## [Written request]
Copy out all lines carrying the word "Index".

## [Provided data]

________________________________________

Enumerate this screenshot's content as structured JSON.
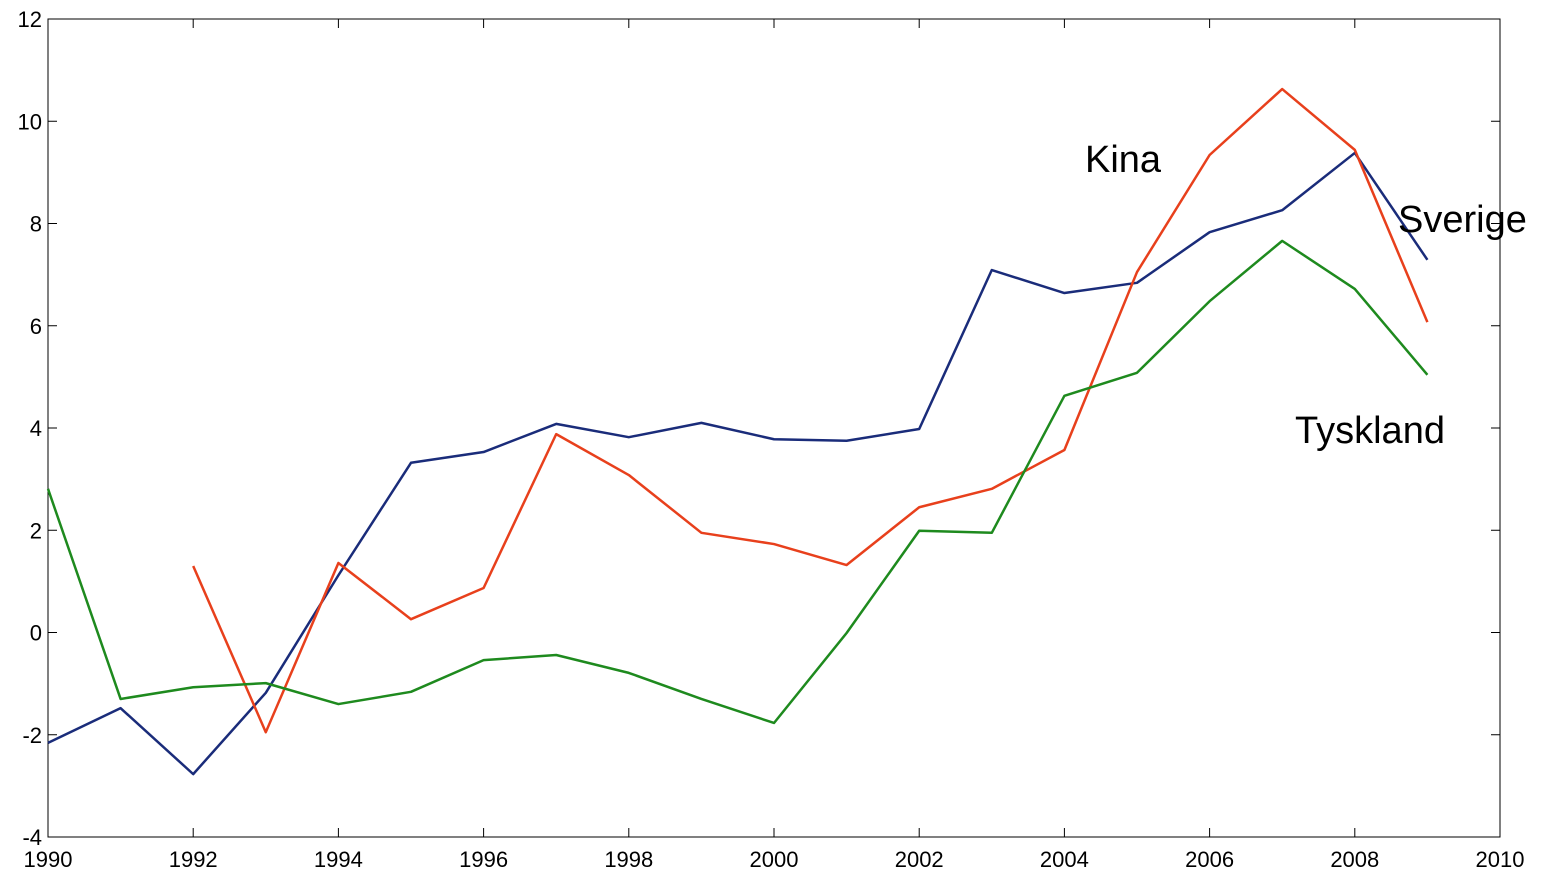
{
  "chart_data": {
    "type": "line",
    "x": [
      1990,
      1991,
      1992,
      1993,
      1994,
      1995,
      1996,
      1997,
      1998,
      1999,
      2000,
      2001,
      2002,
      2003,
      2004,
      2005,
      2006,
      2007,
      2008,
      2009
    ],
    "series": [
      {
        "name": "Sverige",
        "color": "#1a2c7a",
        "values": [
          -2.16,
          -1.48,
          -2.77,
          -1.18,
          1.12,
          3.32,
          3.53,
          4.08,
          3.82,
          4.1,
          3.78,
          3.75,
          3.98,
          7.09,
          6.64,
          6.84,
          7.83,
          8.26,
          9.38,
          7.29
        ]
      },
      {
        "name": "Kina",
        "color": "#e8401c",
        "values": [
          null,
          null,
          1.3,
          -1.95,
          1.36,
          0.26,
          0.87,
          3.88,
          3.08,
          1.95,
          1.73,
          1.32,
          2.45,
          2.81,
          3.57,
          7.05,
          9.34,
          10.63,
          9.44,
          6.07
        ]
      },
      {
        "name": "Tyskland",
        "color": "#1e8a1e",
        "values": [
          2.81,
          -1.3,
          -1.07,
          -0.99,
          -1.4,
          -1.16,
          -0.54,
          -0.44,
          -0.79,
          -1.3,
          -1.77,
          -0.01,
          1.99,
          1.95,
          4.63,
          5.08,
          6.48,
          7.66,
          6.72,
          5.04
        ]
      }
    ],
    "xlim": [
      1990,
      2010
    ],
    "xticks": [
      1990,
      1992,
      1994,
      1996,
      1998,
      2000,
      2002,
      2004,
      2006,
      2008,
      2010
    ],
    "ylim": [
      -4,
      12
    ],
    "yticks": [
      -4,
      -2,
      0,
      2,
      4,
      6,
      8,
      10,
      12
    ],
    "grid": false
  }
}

________________________________________

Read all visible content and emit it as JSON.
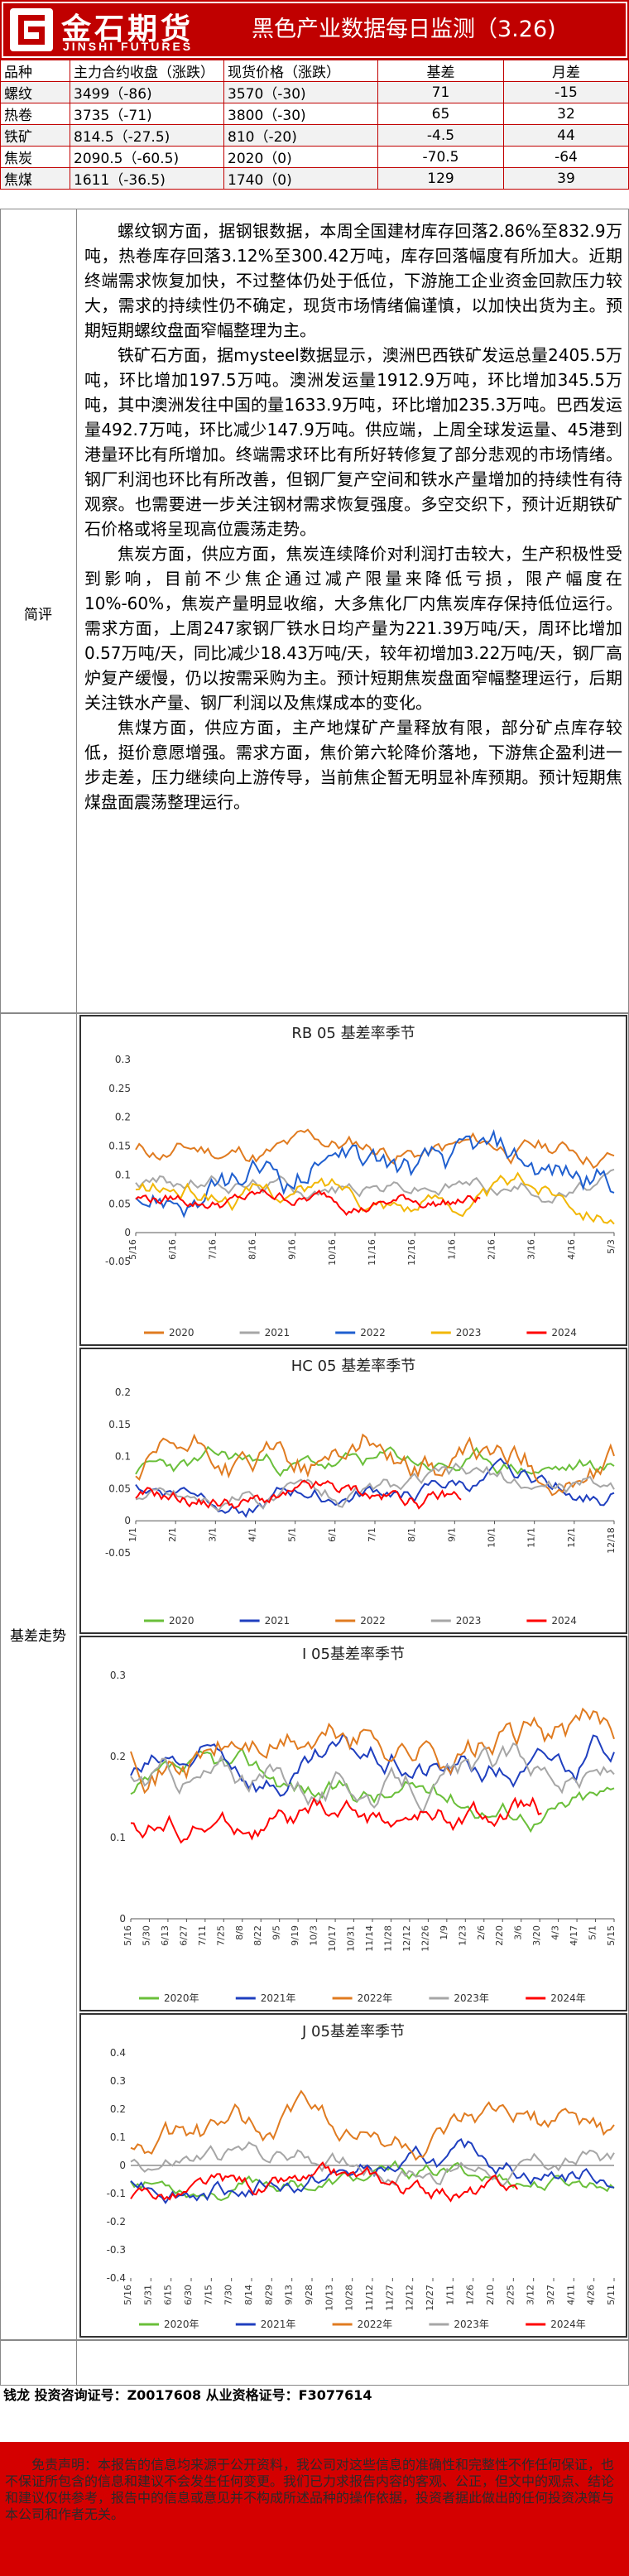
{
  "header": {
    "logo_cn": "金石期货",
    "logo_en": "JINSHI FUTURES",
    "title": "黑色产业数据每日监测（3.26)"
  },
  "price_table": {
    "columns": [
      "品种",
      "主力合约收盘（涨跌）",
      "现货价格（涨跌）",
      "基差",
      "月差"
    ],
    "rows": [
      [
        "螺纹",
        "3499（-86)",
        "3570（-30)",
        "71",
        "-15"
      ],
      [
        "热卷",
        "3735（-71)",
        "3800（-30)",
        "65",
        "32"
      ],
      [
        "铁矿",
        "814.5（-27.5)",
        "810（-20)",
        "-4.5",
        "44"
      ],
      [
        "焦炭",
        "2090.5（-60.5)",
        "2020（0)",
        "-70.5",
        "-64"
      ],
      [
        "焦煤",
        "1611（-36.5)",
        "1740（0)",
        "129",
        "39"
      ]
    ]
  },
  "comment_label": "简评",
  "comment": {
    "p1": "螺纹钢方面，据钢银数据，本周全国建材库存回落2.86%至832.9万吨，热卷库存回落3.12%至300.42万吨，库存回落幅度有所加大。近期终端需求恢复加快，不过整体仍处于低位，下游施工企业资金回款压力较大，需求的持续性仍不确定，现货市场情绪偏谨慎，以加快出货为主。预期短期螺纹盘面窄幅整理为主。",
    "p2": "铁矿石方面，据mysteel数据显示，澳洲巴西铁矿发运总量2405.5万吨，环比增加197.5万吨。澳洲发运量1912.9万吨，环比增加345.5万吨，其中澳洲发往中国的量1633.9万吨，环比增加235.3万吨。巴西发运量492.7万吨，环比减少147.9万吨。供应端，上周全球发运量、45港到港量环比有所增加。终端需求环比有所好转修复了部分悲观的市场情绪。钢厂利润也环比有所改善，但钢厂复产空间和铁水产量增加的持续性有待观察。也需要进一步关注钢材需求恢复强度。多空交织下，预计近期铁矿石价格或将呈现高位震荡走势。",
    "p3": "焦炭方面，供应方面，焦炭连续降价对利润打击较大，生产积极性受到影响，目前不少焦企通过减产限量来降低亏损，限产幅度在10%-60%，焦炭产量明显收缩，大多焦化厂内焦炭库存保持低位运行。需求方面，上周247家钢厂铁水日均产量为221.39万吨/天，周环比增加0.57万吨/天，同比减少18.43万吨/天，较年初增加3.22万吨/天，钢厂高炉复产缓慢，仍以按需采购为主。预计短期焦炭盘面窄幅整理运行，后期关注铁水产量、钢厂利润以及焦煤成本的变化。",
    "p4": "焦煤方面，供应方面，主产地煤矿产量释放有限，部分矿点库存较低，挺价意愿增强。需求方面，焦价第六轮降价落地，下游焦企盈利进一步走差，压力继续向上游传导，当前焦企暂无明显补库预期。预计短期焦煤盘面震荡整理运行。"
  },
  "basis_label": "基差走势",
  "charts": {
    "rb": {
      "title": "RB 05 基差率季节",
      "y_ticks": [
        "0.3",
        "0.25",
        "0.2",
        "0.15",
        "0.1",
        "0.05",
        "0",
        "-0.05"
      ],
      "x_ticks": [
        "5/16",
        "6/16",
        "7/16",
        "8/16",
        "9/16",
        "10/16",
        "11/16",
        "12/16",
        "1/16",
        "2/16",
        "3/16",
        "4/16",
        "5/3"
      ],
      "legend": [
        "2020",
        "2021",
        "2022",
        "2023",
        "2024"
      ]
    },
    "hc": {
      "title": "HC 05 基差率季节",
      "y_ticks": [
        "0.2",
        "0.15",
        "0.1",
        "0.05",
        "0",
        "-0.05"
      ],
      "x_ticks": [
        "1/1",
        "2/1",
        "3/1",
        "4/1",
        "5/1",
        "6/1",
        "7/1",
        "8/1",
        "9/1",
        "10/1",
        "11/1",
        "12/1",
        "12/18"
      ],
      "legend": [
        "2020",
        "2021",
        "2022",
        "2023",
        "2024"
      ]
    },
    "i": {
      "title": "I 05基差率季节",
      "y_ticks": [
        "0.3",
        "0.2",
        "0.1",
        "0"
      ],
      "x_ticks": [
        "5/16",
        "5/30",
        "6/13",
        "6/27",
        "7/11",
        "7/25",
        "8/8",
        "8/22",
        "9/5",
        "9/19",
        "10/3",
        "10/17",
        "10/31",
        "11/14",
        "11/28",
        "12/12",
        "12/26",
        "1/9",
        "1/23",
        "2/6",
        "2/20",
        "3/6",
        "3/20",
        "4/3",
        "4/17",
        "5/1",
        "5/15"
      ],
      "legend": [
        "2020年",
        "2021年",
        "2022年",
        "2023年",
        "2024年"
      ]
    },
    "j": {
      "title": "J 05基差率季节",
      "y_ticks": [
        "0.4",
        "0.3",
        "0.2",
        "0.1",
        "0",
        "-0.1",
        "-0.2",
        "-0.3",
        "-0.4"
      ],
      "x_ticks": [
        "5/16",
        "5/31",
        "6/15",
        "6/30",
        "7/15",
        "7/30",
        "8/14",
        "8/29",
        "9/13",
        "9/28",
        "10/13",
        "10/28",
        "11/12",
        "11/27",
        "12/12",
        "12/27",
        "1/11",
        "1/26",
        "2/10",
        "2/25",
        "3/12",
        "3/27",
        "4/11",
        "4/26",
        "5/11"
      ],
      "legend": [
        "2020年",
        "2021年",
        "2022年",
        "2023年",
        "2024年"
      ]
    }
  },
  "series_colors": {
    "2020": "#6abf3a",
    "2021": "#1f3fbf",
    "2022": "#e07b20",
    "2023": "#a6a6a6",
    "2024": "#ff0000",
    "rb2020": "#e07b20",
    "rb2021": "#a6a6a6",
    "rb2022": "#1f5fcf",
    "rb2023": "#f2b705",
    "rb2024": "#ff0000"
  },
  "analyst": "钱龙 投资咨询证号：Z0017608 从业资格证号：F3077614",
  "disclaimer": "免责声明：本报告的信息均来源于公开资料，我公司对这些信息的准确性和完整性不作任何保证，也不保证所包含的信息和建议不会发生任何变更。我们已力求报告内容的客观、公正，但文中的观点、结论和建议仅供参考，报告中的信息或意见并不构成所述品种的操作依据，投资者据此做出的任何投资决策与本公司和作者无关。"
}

________________________________________

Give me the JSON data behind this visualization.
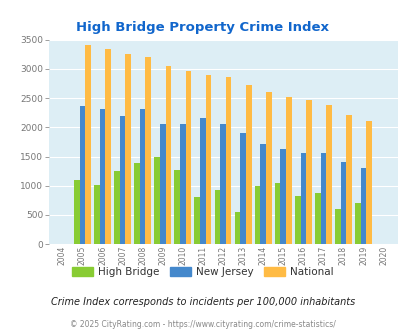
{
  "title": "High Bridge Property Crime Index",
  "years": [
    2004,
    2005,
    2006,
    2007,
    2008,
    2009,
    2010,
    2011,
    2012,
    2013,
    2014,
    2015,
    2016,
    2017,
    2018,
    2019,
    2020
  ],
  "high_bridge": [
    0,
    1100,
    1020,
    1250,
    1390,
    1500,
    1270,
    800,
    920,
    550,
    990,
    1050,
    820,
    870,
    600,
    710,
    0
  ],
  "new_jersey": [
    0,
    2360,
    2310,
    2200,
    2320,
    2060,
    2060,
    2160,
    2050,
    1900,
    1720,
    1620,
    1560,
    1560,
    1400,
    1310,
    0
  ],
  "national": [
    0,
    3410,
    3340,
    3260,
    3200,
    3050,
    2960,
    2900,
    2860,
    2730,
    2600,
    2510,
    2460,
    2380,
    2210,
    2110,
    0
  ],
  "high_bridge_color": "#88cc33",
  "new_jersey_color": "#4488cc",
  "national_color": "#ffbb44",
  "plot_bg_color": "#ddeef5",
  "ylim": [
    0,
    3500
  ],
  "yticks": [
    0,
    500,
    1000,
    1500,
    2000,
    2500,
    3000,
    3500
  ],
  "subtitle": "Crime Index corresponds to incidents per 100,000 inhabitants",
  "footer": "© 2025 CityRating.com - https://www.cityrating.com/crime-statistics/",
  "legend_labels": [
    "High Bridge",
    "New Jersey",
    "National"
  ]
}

________________________________________

## [Result for this exercise]
  "title": "High Bridge Property Crime Index",
  "subtitle": "Crime Index corresponds to incidents per 100,000 inhabitants",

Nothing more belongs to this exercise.